#### DIRECTIVE
Repeat the listing in full, preserving every character.

#### PROVIDED MATERIAL

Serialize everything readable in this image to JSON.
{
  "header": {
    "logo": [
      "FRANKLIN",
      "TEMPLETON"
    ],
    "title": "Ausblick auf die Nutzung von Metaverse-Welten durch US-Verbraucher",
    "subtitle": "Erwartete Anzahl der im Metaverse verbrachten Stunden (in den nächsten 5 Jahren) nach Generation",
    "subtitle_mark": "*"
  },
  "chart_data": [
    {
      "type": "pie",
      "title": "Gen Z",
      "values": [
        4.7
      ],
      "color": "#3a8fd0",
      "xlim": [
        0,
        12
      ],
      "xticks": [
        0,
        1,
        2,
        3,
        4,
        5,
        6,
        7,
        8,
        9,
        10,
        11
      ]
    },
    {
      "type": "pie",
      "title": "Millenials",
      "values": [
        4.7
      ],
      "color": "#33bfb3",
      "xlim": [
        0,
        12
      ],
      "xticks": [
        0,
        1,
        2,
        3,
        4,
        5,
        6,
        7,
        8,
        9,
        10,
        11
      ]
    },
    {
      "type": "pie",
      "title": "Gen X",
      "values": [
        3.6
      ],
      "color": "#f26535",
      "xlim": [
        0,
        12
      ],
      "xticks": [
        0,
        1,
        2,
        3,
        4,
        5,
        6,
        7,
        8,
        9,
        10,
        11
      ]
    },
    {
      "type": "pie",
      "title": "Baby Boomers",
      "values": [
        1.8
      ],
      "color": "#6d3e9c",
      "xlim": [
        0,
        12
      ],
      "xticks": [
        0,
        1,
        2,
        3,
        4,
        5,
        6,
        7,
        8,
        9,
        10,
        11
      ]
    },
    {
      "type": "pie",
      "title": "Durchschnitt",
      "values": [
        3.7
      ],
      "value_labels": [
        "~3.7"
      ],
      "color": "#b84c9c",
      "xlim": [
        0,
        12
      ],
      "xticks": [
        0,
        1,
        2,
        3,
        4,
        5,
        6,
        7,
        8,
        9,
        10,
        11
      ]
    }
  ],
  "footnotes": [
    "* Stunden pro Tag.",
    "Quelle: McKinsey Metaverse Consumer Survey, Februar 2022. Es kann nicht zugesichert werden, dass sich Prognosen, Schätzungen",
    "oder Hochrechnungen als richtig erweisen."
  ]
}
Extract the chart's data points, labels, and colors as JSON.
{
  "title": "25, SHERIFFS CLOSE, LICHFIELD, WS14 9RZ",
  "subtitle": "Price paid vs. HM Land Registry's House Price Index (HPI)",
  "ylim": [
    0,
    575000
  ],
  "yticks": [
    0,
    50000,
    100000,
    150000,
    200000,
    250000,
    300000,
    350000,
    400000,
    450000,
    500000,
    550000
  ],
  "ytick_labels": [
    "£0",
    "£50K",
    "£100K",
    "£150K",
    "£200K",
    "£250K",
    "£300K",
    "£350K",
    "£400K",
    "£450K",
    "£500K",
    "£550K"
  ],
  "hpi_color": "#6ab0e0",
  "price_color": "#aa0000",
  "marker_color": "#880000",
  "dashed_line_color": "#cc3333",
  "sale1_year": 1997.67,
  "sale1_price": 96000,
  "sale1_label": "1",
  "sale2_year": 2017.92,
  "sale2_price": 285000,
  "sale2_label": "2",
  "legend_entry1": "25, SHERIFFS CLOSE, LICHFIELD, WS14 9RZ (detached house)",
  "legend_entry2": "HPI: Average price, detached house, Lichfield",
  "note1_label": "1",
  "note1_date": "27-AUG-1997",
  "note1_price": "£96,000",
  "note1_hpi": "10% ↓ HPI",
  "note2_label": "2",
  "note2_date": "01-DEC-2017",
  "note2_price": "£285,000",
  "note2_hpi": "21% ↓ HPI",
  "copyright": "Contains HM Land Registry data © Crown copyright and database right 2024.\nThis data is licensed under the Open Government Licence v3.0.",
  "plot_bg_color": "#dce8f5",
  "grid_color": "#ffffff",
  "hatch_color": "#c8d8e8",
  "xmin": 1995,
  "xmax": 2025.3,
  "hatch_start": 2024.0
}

#### WRITTEN SOLUTION
Serialize everything readable in this image to JSON.
{
  "header": {
    "logo": [
      "FRANKLIN",
      "TEMPLETON"
    ],
    "title": "Ausblick auf die Nutzung von Metaverse-Welten durch US-Verbraucher",
    "subtitle": "Erwartete Anzahl der im Metaverse verbrachten Stunden (in den nächsten 5 Jahren) nach Generation",
    "subtitle_mark": "*"
  },
  "chart_data": [
    {
      "type": "pie",
      "title": "Gen Z",
      "values": [
        4.7
      ],
      "color": "#3a8fd0",
      "xlim": [
        0,
        12
      ],
      "xticks": [
        0,
        1,
        2,
        3,
        4,
        5,
        6,
        7,
        8,
        9,
        10,
        11
      ]
    },
    {
      "type": "pie",
      "title": "Millenials",
      "values": [
        4.7
      ],
      "color": "#33bfb3",
      "xlim": [
        0,
        12
      ],
      "xticks": [
        0,
        1,
        2,
        3,
        4,
        5,
        6,
        7,
        8,
        9,
        10,
        11
      ]
    },
    {
      "type": "pie",
      "title": "Gen X",
      "values": [
        3.6
      ],
      "color": "#f26535",
      "xlim": [
        0,
        12
      ],
      "xticks": [
        0,
        1,
        2,
        3,
        4,
        5,
        6,
        7,
        8,
        9,
        10,
        11
      ]
    },
    {
      "type": "pie",
      "title": "Baby Boomers",
      "values": [
        1.8
      ],
      "color": "#6d3e9c",
      "xlim": [
        0,
        12
      ],
      "xticks": [
        0,
        1,
        2,
        3,
        4,
        5,
        6,
        7,
        8,
        9,
        10,
        11
      ]
    },
    {
      "type": "pie",
      "title": "Durchschnitt",
      "values": [
        3.7
      ],
      "value_labels": [
        "~3.7"
      ],
      "color": "#b84c9c",
      "xlim": [
        0,
        12
      ],
      "xticks": [
        0,
        1,
        2,
        3,
        4,
        5,
        6,
        7,
        8,
        9,
        10,
        11
      ]
    }
  ],
  "footnotes": [
    "* Stunden pro Tag.",
    "Quelle: McKinsey Metaverse Consumer Survey, Februar 2022. Es kann nicht zugesichert werden, dass sich Prognosen, Schätzungen",
    "oder Hochrechnungen als richtig erweisen."
  ]
}
Extract the chart's data points, labels, and colors as JSON.
{
  "title": "25, SHERIFFS CLOSE, LICHFIELD, WS14 9RZ",
  "subtitle": "Price paid vs. HM Land Registry's House Price Index (HPI)",
  "ylim": [
    0,
    575000
  ],
  "yticks": [
    0,
    50000,
    100000,
    150000,
    200000,
    250000,
    300000,
    350000,
    400000,
    450000,
    500000,
    550000
  ],
  "ytick_labels": [
    "£0",
    "£50K",
    "£100K",
    "£150K",
    "£200K",
    "£250K",
    "£300K",
    "£350K",
    "£400K",
    "£450K",
    "£500K",
    "£550K"
  ],
  "hpi_color": "#6ab0e0",
  "price_color": "#aa0000",
  "marker_color": "#880000",
  "dashed_line_color": "#cc3333",
  "sale1_year": 1997.67,
  "sale1_price": 96000,
  "sale1_label": "1",
  "sale2_year": 2017.92,
  "sale2_price": 285000,
  "sale2_label": "2",
  "legend_entry1": "25, SHERIFFS CLOSE, LICHFIELD, WS14 9RZ (detached house)",
  "legend_entry2": "HPI: Average price, detached house, Lichfield",
  "note1_label": "1",
  "note1_date": "27-AUG-1997",
  "note1_price": "£96,000",
  "note1_hpi": "10% ↓ HPI",
  "note2_label": "2",
  "note2_date": "01-DEC-2017",
  "note2_price": "£285,000",
  "note2_hpi": "21% ↓ HPI",
  "copyright": "Contains HM Land Registry data © Crown copyright and database right 2024.\nThis data is licensed under the Open Government Licence v3.0.",
  "plot_bg_color": "#dce8f5",
  "grid_color": "#ffffff",
  "hatch_color": "#c8d8e8",
  "xmin": 1995,
  "xmax": 2025.3,
  "hatch_start": 2024.0
}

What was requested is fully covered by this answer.